* **What to produce**
From the entries below, copy every line that holds the word "role".

* **Rows**
##############################

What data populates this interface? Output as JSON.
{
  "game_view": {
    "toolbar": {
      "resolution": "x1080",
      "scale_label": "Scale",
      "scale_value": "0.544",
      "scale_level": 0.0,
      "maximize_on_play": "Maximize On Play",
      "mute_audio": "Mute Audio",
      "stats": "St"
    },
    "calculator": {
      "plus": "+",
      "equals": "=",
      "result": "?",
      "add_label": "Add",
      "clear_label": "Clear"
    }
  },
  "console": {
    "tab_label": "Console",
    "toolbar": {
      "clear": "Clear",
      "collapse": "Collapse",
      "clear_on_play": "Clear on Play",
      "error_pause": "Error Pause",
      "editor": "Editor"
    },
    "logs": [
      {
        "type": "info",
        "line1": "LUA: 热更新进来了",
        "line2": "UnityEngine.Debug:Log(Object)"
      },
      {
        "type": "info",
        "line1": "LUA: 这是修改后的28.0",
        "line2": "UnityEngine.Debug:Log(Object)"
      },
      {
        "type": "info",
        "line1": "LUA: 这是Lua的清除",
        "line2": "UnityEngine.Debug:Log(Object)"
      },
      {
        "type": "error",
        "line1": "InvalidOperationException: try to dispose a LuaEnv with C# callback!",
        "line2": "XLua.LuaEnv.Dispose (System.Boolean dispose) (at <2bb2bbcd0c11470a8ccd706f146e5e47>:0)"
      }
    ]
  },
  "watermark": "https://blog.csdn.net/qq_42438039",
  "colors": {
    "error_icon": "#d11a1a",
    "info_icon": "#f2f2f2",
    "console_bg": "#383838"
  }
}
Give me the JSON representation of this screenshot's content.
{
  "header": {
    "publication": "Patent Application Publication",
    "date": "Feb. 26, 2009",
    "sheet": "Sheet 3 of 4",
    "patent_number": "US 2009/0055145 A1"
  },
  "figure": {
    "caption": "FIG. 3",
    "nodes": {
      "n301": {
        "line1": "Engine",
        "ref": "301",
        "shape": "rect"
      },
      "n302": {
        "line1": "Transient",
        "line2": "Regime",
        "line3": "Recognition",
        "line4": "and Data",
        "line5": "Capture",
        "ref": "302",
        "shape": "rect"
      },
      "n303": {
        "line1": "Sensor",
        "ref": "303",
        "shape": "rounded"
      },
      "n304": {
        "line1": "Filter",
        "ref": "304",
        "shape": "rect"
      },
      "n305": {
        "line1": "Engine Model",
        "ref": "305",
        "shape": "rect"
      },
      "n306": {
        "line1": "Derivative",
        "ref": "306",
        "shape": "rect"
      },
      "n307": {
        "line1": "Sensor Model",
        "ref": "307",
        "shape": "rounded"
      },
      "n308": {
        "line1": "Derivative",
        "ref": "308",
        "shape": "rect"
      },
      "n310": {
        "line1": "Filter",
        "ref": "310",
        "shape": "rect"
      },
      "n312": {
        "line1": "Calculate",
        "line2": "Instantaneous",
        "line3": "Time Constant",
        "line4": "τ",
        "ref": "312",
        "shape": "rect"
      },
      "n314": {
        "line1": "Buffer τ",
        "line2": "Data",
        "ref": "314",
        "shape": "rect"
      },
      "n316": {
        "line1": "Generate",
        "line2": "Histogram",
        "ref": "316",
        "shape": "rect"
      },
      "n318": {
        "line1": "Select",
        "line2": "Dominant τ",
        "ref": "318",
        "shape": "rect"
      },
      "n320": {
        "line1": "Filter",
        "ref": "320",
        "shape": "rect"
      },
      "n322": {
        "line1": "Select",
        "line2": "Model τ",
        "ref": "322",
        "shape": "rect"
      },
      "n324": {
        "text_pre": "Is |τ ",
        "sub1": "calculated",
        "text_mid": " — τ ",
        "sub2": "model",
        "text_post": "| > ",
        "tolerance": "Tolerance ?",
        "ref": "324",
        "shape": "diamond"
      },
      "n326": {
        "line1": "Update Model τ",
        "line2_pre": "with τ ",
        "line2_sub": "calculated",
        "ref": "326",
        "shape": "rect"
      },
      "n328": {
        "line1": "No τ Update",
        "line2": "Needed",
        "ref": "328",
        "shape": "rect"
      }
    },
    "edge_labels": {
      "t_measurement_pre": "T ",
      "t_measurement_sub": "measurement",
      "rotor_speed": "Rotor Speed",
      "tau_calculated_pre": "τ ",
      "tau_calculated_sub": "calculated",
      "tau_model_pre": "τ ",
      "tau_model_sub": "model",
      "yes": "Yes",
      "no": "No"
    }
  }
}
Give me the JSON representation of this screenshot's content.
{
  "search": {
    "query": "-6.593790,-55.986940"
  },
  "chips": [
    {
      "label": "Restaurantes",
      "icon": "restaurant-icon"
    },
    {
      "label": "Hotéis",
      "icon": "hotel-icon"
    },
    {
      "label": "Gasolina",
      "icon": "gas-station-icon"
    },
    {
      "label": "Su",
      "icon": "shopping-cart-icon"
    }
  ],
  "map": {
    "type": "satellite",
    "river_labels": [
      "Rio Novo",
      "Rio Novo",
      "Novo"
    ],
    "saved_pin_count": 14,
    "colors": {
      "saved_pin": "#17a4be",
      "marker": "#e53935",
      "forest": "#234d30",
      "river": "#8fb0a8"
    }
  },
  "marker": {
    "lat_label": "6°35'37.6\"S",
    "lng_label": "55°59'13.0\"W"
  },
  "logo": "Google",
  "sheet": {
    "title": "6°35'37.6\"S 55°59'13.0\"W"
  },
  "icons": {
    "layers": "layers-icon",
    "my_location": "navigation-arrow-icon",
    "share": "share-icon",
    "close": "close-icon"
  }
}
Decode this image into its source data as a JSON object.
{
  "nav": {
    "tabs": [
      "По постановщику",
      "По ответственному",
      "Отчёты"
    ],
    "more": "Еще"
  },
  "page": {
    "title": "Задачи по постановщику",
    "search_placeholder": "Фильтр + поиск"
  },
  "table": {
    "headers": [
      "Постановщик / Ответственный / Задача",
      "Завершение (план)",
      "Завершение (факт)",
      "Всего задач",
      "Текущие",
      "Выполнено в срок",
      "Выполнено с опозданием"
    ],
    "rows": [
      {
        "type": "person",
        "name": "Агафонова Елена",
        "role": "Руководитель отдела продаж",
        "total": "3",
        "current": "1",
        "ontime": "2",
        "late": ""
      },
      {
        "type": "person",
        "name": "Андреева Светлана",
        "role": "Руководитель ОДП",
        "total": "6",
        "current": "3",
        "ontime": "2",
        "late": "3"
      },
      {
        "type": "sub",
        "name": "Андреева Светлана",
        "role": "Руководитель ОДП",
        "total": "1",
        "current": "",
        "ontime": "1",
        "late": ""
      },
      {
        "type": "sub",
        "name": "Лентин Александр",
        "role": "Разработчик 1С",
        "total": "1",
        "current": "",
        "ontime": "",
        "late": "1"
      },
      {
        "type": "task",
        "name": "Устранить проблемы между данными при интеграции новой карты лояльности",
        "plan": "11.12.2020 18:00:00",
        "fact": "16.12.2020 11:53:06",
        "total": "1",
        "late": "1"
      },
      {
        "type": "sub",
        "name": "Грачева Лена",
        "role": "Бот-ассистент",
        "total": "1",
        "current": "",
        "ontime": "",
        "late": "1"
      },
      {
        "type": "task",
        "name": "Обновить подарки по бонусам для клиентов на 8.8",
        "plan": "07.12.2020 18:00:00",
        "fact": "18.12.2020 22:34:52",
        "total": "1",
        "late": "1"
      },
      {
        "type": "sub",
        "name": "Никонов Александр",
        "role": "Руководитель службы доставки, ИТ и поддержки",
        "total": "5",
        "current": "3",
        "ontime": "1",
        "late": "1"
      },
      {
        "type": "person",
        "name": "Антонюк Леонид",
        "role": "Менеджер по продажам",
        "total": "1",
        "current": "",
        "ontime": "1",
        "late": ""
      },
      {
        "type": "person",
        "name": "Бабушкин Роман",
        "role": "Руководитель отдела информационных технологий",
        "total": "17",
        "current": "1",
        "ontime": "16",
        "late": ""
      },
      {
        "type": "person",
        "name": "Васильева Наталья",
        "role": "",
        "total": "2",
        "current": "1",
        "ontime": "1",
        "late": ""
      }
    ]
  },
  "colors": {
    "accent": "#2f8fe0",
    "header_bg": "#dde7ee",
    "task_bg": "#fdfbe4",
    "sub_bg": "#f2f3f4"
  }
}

##############################

* **Full output**
        "role": "Руководитель отдела продаж",
        "role": "Руководитель ОДП",
        "role": "Руководитель ОДП",
        "role": "Разработчик 1С",
        "role": "Бот-ассистент",
        "role": "Руководитель службы доставки, ИТ и поддержки",
        "role": "Менеджер по продажам",
        "role": "Руководитель отдела информационных технологий",
        "role": "",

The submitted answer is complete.